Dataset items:
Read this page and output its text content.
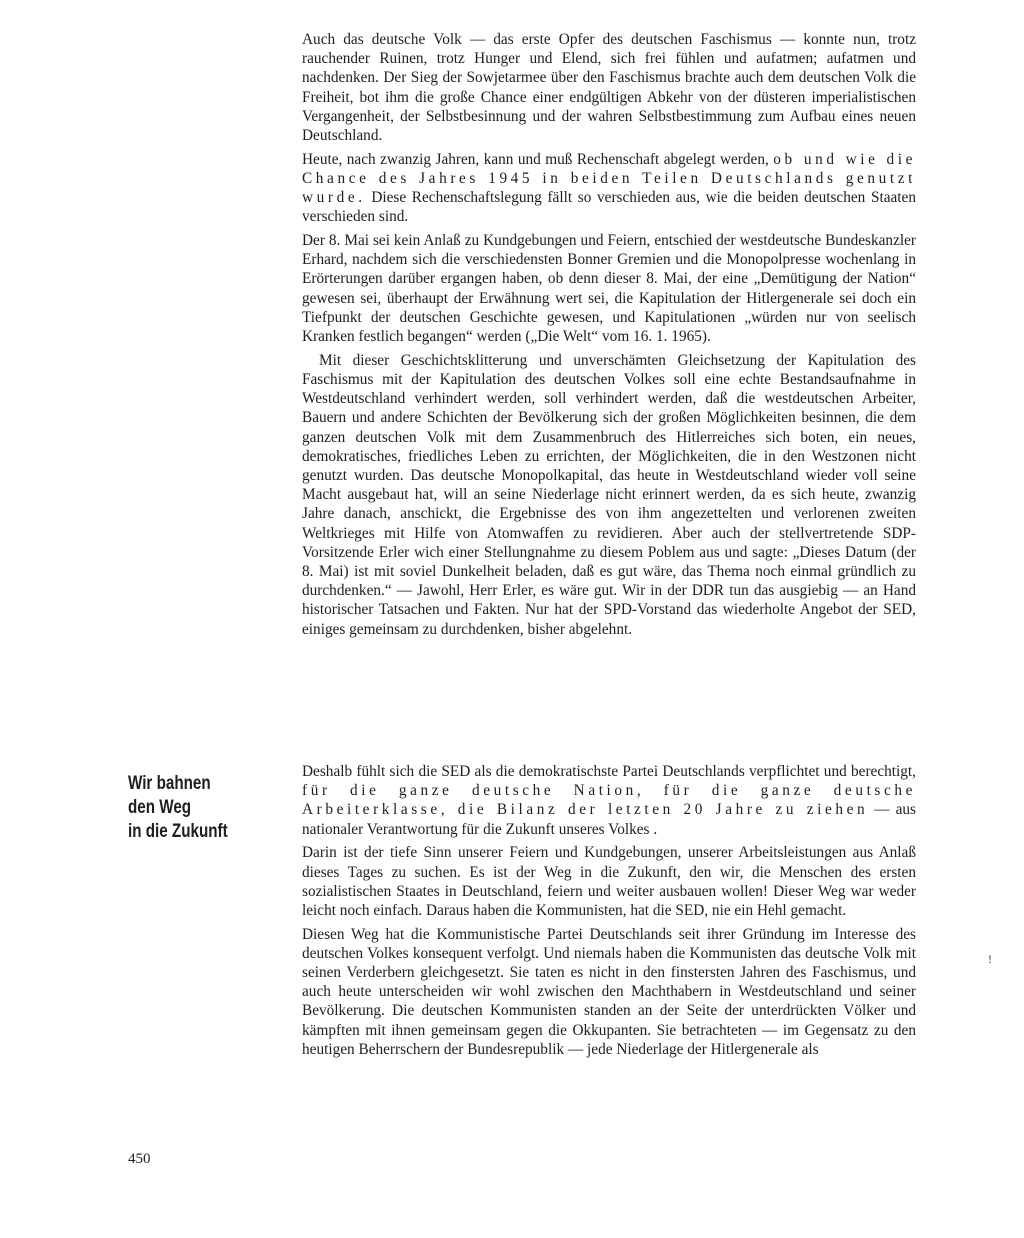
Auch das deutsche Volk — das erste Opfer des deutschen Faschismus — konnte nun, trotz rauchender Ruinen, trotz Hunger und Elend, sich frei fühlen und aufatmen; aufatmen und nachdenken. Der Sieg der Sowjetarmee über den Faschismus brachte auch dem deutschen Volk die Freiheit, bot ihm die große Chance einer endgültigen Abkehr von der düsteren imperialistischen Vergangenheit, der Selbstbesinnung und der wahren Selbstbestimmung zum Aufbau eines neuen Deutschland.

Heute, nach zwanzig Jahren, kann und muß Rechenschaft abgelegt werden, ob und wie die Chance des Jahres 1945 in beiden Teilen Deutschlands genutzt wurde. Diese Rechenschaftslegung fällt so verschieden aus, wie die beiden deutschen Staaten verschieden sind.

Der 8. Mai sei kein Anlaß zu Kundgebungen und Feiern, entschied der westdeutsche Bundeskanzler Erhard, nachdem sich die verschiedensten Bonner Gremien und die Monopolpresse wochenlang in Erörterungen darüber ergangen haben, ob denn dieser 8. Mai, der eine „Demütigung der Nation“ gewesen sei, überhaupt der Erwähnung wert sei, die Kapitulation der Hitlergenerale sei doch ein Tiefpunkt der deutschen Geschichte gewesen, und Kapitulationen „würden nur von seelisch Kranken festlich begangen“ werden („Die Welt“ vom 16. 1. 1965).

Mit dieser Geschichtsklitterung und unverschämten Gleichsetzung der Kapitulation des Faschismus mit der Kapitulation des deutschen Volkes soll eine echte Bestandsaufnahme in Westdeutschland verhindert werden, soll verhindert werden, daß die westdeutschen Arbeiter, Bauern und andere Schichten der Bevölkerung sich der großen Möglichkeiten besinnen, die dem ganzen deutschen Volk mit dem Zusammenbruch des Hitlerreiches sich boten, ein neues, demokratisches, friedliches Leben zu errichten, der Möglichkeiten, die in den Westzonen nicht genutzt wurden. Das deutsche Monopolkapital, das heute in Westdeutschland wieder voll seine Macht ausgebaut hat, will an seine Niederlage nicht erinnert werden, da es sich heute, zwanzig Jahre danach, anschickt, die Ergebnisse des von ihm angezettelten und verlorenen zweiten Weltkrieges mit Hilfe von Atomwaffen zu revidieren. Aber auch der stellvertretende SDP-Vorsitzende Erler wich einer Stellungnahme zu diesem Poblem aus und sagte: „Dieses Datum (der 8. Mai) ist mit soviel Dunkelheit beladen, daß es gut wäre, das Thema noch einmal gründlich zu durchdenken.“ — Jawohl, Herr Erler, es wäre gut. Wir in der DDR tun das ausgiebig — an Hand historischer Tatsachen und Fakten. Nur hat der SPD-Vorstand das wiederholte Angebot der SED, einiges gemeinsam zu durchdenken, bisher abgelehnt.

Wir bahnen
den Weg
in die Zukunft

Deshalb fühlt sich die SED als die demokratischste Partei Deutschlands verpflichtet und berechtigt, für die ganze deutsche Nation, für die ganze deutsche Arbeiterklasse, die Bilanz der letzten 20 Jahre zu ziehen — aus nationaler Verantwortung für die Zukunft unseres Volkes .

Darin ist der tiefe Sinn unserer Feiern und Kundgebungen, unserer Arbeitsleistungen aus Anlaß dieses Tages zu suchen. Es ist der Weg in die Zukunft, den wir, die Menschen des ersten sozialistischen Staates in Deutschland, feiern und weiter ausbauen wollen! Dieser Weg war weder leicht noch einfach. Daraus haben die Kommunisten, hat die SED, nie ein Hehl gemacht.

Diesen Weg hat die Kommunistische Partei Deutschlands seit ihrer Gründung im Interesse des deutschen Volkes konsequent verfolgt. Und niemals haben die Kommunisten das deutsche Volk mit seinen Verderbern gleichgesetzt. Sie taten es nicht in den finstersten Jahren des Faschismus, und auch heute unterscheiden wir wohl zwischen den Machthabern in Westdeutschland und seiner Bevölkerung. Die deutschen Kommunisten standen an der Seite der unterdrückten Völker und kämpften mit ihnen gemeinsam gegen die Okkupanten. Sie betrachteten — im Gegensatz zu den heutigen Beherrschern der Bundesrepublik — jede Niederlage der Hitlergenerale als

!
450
...
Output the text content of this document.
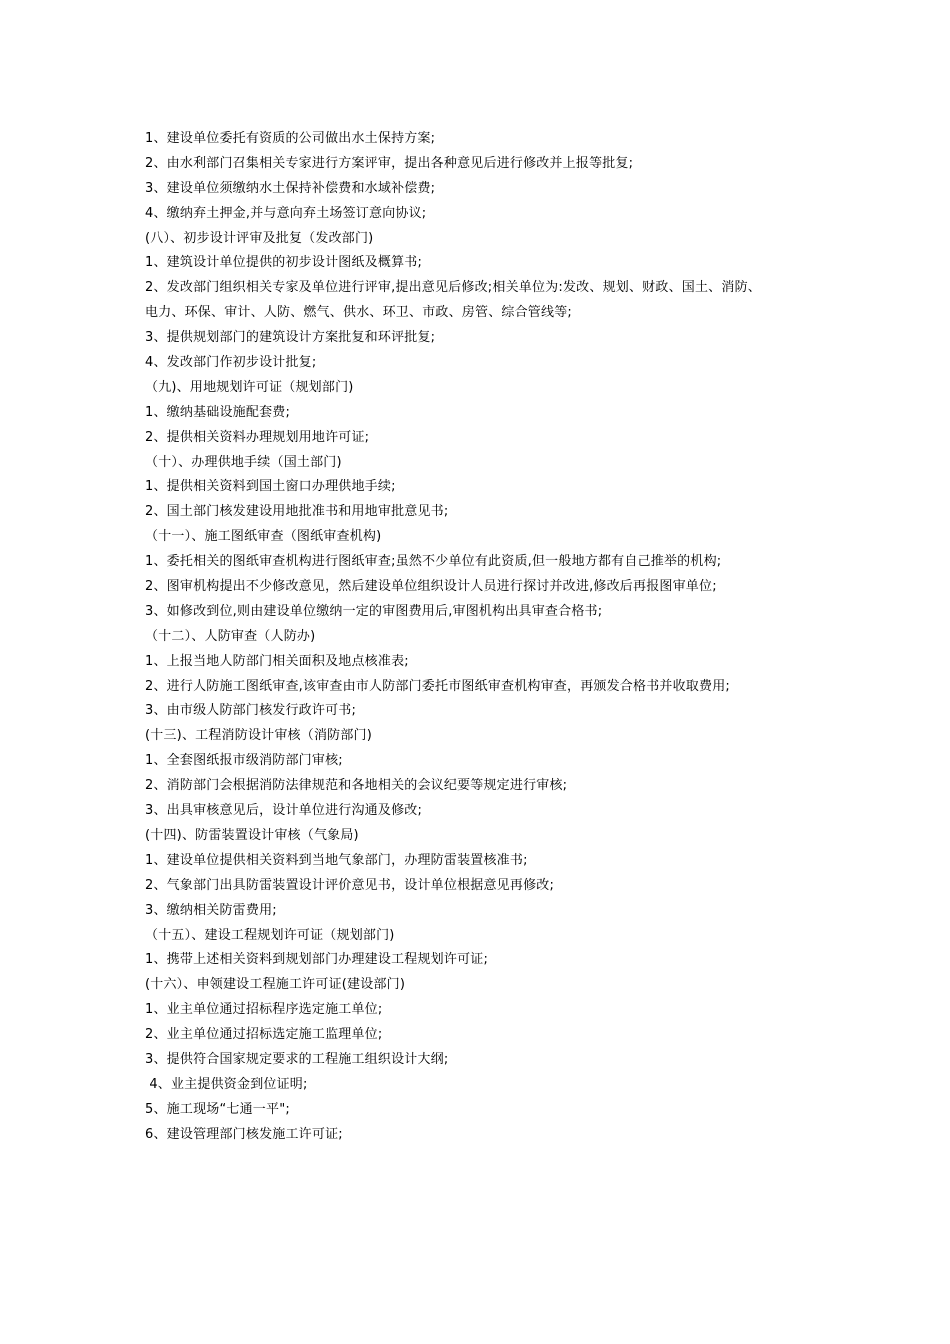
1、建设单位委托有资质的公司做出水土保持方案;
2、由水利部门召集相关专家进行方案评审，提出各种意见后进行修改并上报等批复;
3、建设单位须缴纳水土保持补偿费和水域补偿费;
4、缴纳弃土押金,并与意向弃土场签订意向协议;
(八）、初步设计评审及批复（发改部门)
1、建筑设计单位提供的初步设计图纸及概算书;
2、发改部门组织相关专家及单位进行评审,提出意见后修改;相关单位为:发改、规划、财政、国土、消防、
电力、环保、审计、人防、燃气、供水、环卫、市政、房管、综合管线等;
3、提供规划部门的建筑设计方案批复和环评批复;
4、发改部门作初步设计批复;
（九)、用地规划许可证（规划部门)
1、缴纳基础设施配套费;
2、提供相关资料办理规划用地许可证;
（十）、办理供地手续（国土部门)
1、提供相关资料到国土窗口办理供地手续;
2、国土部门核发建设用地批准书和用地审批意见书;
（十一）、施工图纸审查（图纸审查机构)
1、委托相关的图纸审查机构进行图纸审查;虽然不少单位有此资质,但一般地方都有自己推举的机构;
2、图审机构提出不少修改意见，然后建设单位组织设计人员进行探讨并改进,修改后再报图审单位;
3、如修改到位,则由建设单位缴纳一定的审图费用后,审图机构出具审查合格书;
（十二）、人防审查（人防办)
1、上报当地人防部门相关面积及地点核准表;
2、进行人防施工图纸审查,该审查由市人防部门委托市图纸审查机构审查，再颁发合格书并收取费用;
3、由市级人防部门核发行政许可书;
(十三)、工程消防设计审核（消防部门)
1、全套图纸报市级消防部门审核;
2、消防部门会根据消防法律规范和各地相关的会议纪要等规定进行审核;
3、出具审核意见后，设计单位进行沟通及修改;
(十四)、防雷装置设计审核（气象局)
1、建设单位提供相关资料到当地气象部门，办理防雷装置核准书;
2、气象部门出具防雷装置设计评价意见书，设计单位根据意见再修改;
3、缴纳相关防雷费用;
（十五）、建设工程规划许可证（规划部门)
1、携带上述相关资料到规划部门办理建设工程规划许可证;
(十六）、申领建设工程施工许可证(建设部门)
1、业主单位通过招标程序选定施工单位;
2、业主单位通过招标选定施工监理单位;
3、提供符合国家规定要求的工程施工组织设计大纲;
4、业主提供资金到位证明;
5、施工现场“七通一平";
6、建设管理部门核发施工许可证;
==
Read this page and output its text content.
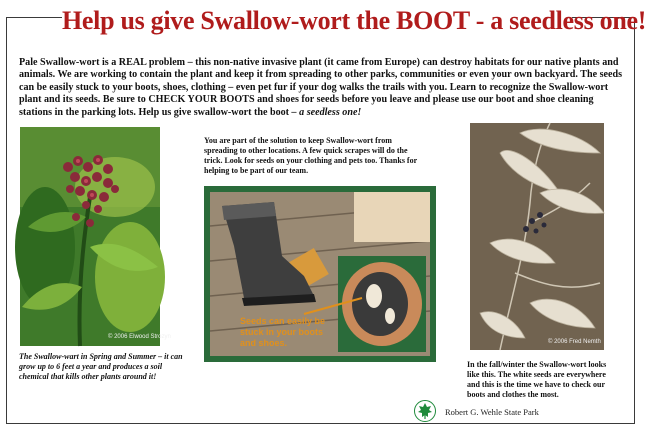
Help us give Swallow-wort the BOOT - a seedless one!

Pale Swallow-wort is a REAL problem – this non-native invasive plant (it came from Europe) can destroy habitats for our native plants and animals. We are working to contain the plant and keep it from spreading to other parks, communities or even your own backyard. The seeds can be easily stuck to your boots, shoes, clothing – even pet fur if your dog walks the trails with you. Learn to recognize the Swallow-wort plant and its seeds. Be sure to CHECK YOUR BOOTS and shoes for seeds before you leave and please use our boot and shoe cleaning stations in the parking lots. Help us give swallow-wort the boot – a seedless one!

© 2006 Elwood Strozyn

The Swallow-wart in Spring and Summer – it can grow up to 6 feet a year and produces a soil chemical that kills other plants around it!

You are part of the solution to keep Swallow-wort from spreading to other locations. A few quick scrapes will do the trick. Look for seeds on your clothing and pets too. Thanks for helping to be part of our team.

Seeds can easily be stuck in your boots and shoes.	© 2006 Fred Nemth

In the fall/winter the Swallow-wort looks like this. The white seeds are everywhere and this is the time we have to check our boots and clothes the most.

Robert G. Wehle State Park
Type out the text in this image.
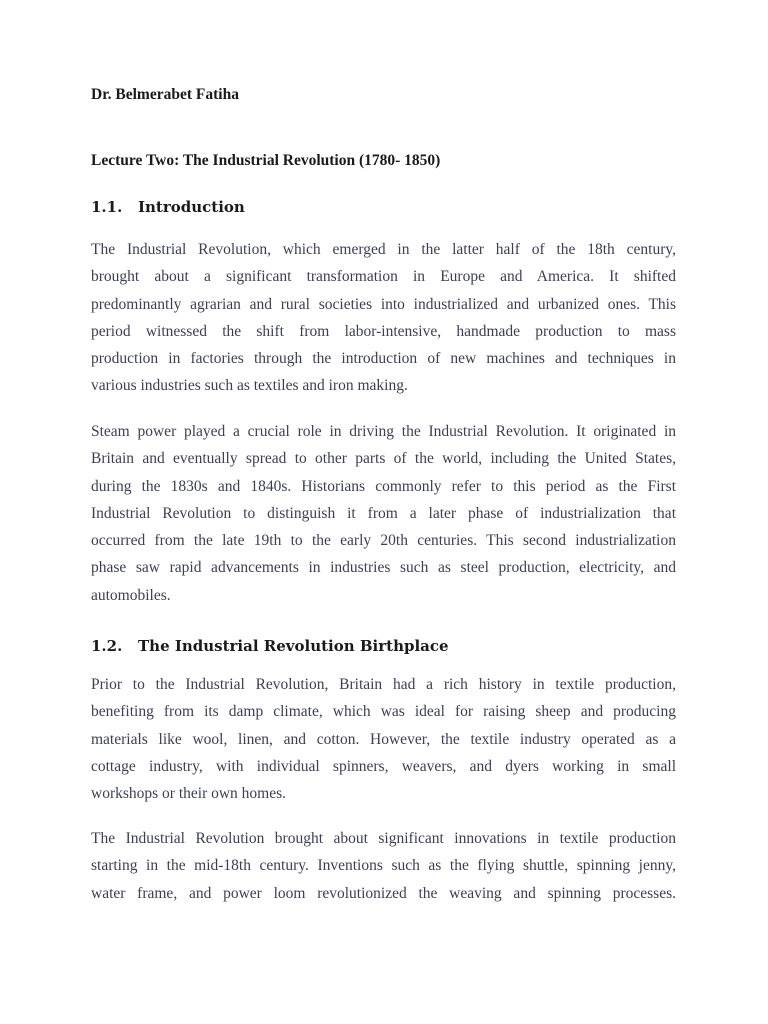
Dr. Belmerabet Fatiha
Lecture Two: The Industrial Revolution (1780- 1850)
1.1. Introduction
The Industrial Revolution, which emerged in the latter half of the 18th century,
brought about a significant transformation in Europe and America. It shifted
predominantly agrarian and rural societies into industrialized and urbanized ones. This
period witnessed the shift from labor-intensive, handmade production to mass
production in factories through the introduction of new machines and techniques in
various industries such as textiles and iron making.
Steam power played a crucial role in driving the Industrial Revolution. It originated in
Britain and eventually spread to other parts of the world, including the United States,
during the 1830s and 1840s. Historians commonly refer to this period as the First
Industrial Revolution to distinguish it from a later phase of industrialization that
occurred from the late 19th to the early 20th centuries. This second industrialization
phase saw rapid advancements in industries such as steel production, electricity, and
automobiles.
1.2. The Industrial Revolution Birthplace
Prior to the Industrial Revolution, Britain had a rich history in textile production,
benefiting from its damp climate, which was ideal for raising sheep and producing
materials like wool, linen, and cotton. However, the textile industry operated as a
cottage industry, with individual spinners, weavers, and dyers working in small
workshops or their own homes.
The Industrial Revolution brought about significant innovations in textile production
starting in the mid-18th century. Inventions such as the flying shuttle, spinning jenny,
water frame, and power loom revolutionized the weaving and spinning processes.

● **The problem**
Using the records above, list each line that includes "spinning".

● **Written response**
starting in the mid-18th century. Inventions such as the flying shuttle, spinning jenny,
water frame, and power loom revolutionized the weaving and spinning processes.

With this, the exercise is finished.